[WRITTEN INSTRUCTION] Output the full material exactly as it appears here.

***

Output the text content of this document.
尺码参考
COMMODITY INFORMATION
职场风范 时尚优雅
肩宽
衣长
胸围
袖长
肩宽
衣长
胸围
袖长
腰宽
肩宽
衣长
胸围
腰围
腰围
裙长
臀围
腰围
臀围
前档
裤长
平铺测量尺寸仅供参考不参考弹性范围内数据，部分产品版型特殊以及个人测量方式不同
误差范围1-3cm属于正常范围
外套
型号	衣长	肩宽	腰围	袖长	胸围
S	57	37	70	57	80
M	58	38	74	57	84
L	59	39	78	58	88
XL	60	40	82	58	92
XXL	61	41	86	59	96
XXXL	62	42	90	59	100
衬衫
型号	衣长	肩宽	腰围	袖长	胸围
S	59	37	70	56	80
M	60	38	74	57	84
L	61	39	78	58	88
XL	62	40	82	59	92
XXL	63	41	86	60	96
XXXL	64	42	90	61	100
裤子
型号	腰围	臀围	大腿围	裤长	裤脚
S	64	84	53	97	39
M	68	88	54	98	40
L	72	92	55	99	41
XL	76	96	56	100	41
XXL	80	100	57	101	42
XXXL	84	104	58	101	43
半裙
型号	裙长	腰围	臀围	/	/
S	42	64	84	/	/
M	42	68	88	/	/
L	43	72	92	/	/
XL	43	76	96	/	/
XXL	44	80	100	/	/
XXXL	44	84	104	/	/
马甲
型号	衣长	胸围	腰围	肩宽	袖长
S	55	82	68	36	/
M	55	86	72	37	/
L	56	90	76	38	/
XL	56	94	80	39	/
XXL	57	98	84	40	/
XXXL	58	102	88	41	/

***

[WORKED SOLUTION]
Output the text content of this document.
尺码参考
COMMODITY INFORMATION
职场风范 时尚优雅
肩宽
衣长
胸围
袖长
肩宽
衣长
胸围
袖长
腰宽
肩宽
衣长
胸围
腰围
腰围
裙长
臀围
腰围
臀围
前档
裤长
平铺测量尺寸仅供参考不参考弹性范围内数据，部分产品版型特殊以及个人测量方式不同
误差范围1-3cm属于正常范围
外套
型号	衣长	肩宽	腰围	袖长	胸围
S	57	37	70	57	80
M	58	38	74	57	84
L	59	39	78	58	88
XL	60	40	82	58	92
XXL	61	41	86	59	96
XXXL	62	42	90	59	100
衬衫
型号	衣长	肩宽	腰围	袖长	胸围
S	59	37	70	56	80
M	60	38	74	57	84
L	61	39	78	58	88
XL	62	40	82	59	92
XXL	63	41	86	60	96
XXXL	64	42	90	61	100
裤子
型号	腰围	臀围	大腿围	裤长	裤脚
S	64	84	53	97	39
M	68	88	54	98	40
L	72	92	55	99	41
XL	76	96	56	100	41
XXL	80	100	57	101	42
XXXL	84	104	58	101	43
半裙
型号	裙长	腰围	臀围	/	/
S	42	64	84	/	/
M	42	68	88	/	/
L	43	72	92	/	/
XL	43	76	96	/	/
XXL	44	80	100	/	/
XXXL	44	84	104	/	/
马甲
型号	衣长	胸围	腰围	肩宽	袖长
S	55	82	68	36	/
M	55	86	72	37	/
L	56	90	76	38	/
XL	56	94	80	39	/
XXL	57	98	84	40	/
XXXL	58	102	88	41	/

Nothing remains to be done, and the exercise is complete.